## Short task:
Repeat each line word for word.

## Records for the task:
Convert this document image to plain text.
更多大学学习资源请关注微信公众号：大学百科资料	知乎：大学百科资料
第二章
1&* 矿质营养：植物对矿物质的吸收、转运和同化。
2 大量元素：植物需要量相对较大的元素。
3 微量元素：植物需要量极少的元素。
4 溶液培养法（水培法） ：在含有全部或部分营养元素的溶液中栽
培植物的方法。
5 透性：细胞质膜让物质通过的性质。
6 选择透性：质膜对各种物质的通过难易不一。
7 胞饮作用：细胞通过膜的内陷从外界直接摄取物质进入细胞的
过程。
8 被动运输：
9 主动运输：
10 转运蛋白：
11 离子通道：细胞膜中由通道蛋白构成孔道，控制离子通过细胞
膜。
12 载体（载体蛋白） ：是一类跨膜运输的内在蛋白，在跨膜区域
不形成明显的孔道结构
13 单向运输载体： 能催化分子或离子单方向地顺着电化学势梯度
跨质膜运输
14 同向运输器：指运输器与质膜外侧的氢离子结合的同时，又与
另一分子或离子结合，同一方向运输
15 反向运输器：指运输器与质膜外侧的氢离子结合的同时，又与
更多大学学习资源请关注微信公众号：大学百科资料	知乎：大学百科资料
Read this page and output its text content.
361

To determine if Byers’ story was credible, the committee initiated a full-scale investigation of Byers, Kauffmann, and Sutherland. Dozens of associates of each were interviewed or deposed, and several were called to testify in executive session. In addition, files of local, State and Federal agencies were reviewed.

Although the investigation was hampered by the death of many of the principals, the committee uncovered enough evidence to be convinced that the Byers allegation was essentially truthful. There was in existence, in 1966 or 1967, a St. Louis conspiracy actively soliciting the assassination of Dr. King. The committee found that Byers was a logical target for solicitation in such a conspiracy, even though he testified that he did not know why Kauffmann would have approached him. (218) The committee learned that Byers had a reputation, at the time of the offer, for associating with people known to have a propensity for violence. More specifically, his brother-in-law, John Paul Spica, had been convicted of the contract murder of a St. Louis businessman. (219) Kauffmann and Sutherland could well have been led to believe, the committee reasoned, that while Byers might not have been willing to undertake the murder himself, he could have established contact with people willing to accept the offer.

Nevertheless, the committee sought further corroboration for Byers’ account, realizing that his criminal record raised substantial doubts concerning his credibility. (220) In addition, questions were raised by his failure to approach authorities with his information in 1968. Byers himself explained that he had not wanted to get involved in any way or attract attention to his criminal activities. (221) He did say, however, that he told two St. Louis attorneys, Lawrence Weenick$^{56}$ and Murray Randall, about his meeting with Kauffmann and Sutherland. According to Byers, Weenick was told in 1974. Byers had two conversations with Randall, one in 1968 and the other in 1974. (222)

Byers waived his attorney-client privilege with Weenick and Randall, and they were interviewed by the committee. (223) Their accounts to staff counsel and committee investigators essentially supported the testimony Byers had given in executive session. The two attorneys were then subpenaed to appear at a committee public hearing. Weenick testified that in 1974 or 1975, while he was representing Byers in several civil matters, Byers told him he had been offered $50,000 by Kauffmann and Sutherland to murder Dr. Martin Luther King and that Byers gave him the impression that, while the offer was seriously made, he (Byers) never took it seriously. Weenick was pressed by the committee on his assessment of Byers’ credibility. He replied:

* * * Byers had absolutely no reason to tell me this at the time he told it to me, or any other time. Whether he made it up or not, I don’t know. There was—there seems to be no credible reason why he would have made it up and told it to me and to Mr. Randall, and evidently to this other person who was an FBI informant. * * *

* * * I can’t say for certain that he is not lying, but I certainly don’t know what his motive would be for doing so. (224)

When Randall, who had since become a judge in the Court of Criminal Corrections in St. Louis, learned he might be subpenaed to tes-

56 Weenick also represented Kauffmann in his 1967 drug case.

## Correct result:
Convert this document image to plain text.
更多大学学习资源请关注微信公众号：大学百科资料	知乎：大学百科资料
第二章
1&* 矿质营养：植物对矿物质的吸收、转运和同化。
2 大量元素：植物需要量相对较大的元素。
3 微量元素：植物需要量极少的元素。
4 溶液培养法（水培法） ：在含有全部或部分营养元素的溶液中栽
培植物的方法。
5 透性：细胞质膜让物质通过的性质。
6 选择透性：质膜对各种物质的通过难易不一。
7 胞饮作用：细胞通过膜的内陷从外界直接摄取物质进入细胞的
过程。
8 被动运输：
9 主动运输：
10 转运蛋白：
11 离子通道：细胞膜中由通道蛋白构成孔道，控制离子通过细胞
膜。
12 载体（载体蛋白） ：是一类跨膜运输的内在蛋白，在跨膜区域
不形成明显的孔道结构
13 单向运输载体： 能催化分子或离子单方向地顺着电化学势梯度
跨质膜运输
14 同向运输器：指运输器与质膜外侧的氢离子结合的同时，又与
另一分子或离子结合，同一方向运输
15 反向运输器：指运输器与质膜外侧的氢离子结合的同时，又与
更多大学学习资源请关注微信公众号：大学百科资料	知乎：大学百科资料
Read this page and output its text content.
361

To determine if Byers’ story was credible, the committee initiated a full-scale investigation of Byers, Kauffmann, and Sutherland. Dozens of associates of each were interviewed or deposed, and several were called to testify in executive session. In addition, files of local, State and Federal agencies were reviewed.

Although the investigation was hampered by the death of many of the principals, the committee uncovered enough evidence to be convinced that the Byers allegation was essentially truthful. There was in existence, in 1966 or 1967, a St. Louis conspiracy actively soliciting the assassination of Dr. King. The committee found that Byers was a logical target for solicitation in such a conspiracy, even though he testified that he did not know why Kauffmann would have approached him. (218) The committee learned that Byers had a reputation, at the time of the offer, for associating with people known to have a propensity for violence. More specifically, his brother-in-law, John Paul Spica, had been convicted of the contract murder of a St. Louis businessman. (219) Kauffmann and Sutherland could well have been led to believe, the committee reasoned, that while Byers might not have been willing to undertake the murder himself, he could have established contact with people willing to accept the offer.

Nevertheless, the committee sought further corroboration for Byers’ account, realizing that his criminal record raised substantial doubts concerning his credibility. (220) In addition, questions were raised by his failure to approach authorities with his information in 1968. Byers himself explained that he had not wanted to get involved in any way or attract attention to his criminal activities. (221) He did say, however, that he told two St. Louis attorneys, Lawrence Weenick$^{56}$ and Murray Randall, about his meeting with Kauffmann and Sutherland. According to Byers, Weenick was told in 1974. Byers had two conversations with Randall, one in 1968 and the other in 1974. (222)

Byers waived his attorney-client privilege with Weenick and Randall, and they were interviewed by the committee. (223) Their accounts to staff counsel and committee investigators essentially supported the testimony Byers had given in executive session. The two attorneys were then subpenaed to appear at a committee public hearing. Weenick testified that in 1974 or 1975, while he was representing Byers in several civil matters, Byers told him he had been offered $50,000 by Kauffmann and Sutherland to murder Dr. Martin Luther King and that Byers gave him the impression that, while the offer was seriously made, he (Byers) never took it seriously. Weenick was pressed by the committee on his assessment of Byers’ credibility. He replied:

* * * Byers had absolutely no reason to tell me this at the time he told it to me, or any other time. Whether he made it up or not, I don’t know. There was—there seems to be no credible reason why he would have made it up and told it to me and to Mr. Randall, and evidently to this other person who was an FBI informant. * * *

* * * I can’t say for certain that he is not lying, but I certainly don’t know what his motive would be for doing so. (224)

When Randall, who had since become a judge in the Court of Criminal Corrections in St. Louis, learned he might be subpenaed to tes-

56 Weenick also represented Kauffmann in his 1967 drug case.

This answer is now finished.